## TASK STATEMENT
Output all of the data below exactly as given.

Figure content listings
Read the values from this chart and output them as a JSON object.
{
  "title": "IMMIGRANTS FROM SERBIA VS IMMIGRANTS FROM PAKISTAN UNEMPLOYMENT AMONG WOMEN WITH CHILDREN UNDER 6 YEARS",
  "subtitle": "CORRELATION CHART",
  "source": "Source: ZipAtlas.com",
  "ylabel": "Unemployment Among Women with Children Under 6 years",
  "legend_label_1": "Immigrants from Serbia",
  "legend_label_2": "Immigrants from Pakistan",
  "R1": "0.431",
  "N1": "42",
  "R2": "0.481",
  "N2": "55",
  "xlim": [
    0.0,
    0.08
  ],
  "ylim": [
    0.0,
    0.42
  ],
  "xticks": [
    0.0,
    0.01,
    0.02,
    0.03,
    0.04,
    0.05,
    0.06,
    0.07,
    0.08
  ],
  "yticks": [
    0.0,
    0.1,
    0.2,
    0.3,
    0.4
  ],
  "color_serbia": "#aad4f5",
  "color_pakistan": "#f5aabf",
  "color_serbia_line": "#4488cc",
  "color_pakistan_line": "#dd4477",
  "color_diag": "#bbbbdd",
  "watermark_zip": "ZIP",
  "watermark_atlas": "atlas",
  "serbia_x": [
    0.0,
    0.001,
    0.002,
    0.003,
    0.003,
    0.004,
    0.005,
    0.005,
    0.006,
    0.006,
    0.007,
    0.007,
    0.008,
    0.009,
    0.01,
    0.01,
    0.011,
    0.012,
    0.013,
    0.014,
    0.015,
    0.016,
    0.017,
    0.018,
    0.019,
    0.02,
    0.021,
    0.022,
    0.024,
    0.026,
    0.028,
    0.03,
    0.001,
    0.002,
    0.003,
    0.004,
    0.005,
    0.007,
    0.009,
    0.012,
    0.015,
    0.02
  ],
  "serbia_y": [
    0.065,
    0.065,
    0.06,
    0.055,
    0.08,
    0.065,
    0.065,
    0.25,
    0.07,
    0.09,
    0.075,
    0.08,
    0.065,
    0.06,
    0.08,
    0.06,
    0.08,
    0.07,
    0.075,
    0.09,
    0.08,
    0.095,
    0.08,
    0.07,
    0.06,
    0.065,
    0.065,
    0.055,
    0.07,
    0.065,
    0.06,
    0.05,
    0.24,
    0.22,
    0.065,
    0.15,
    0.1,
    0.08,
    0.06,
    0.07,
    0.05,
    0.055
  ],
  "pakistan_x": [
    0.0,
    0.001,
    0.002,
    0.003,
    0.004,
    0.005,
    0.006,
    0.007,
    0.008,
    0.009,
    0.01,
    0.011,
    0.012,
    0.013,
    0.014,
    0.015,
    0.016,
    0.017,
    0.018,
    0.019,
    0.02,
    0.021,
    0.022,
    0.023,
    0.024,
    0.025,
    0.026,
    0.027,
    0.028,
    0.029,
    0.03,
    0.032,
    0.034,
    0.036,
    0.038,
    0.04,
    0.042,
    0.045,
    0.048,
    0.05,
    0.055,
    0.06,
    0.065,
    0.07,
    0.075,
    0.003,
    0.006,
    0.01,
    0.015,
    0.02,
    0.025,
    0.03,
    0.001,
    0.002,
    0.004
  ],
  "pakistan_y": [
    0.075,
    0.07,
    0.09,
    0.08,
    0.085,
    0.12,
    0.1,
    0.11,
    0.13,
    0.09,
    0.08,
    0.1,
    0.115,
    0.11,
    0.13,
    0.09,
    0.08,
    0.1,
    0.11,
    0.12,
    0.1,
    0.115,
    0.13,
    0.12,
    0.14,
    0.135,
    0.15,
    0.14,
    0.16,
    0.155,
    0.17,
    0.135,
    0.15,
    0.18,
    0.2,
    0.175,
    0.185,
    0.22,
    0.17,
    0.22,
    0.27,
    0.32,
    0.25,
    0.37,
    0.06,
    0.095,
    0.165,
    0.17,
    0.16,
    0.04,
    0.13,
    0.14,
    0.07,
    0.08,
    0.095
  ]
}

## RESULT OF THE EXERCISE
Read the values from this chart and output them as a JSON object.
{
  "title": "IMMIGRANTS FROM SERBIA VS IMMIGRANTS FROM PAKISTAN UNEMPLOYMENT AMONG WOMEN WITH CHILDREN UNDER 6 YEARS",
  "subtitle": "CORRELATION CHART",
  "source": "Source: ZipAtlas.com",
  "ylabel": "Unemployment Among Women with Children Under 6 years",
  "legend_label_1": "Immigrants from Serbia",
  "legend_label_2": "Immigrants from Pakistan",
  "R1": "0.431",
  "N1": "42",
  "R2": "0.481",
  "N2": "55",
  "xlim": [
    0.0,
    0.08
  ],
  "ylim": [
    0.0,
    0.42
  ],
  "xticks": [
    0.0,
    0.01,
    0.02,
    0.03,
    0.04,
    0.05,
    0.06,
    0.07,
    0.08
  ],
  "yticks": [
    0.0,
    0.1,
    0.2,
    0.3,
    0.4
  ],
  "color_serbia": "#aad4f5",
  "color_pakistan": "#f5aabf",
  "color_serbia_line": "#4488cc",
  "color_pakistan_line": "#dd4477",
  "color_diag": "#bbbbdd",
  "watermark_zip": "ZIP",
  "watermark_atlas": "atlas",
  "serbia_x": [
    0.0,
    0.001,
    0.002,
    0.003,
    0.003,
    0.004,
    0.005,
    0.005,
    0.006,
    0.006,
    0.007,
    0.007,
    0.008,
    0.009,
    0.01,
    0.01,
    0.011,
    0.012,
    0.013,
    0.014,
    0.015,
    0.016,
    0.017,
    0.018,
    0.019,
    0.02,
    0.021,
    0.022,
    0.024,
    0.026,
    0.028,
    0.03,
    0.001,
    0.002,
    0.003,
    0.004,
    0.005,
    0.007,
    0.009,
    0.012,
    0.015,
    0.02
  ],
  "serbia_y": [
    0.065,
    0.065,
    0.06,
    0.055,
    0.08,
    0.065,
    0.065,
    0.25,
    0.07,
    0.09,
    0.075,
    0.08,
    0.065,
    0.06,
    0.08,
    0.06,
    0.08,
    0.07,
    0.075,
    0.09,
    0.08,
    0.095,
    0.08,
    0.07,
    0.06,
    0.065,
    0.065,
    0.055,
    0.07,
    0.065,
    0.06,
    0.05,
    0.24,
    0.22,
    0.065,
    0.15,
    0.1,
    0.08,
    0.06,
    0.07,
    0.05,
    0.055
  ],
  "pakistan_x": [
    0.0,
    0.001,
    0.002,
    0.003,
    0.004,
    0.005,
    0.006,
    0.007,
    0.008,
    0.009,
    0.01,
    0.011,
    0.012,
    0.013,
    0.014,
    0.015,
    0.016,
    0.017,
    0.018,
    0.019,
    0.02,
    0.021,
    0.022,
    0.023,
    0.024,
    0.025,
    0.026,
    0.027,
    0.028,
    0.029,
    0.03,
    0.032,
    0.034,
    0.036,
    0.038,
    0.04,
    0.042,
    0.045,
    0.048,
    0.05,
    0.055,
    0.06,
    0.065,
    0.07,
    0.075,
    0.003,
    0.006,
    0.01,
    0.015,
    0.02,
    0.025,
    0.03,
    0.001,
    0.002,
    0.004
  ],
  "pakistan_y": [
    0.075,
    0.07,
    0.09,
    0.08,
    0.085,
    0.12,
    0.1,
    0.11,
    0.13,
    0.09,
    0.08,
    0.1,
    0.115,
    0.11,
    0.13,
    0.09,
    0.08,
    0.1,
    0.11,
    0.12,
    0.1,
    0.115,
    0.13,
    0.12,
    0.14,
    0.135,
    0.15,
    0.14,
    0.16,
    0.155,
    0.17,
    0.135,
    0.15,
    0.18,
    0.2,
    0.175,
    0.185,
    0.22,
    0.17,
    0.22,
    0.27,
    0.32,
    0.25,
    0.37,
    0.06,
    0.095,
    0.165,
    0.17,
    0.16,
    0.04,
    0.13,
    0.14,
    0.07,
    0.08,
    0.095
  ]
}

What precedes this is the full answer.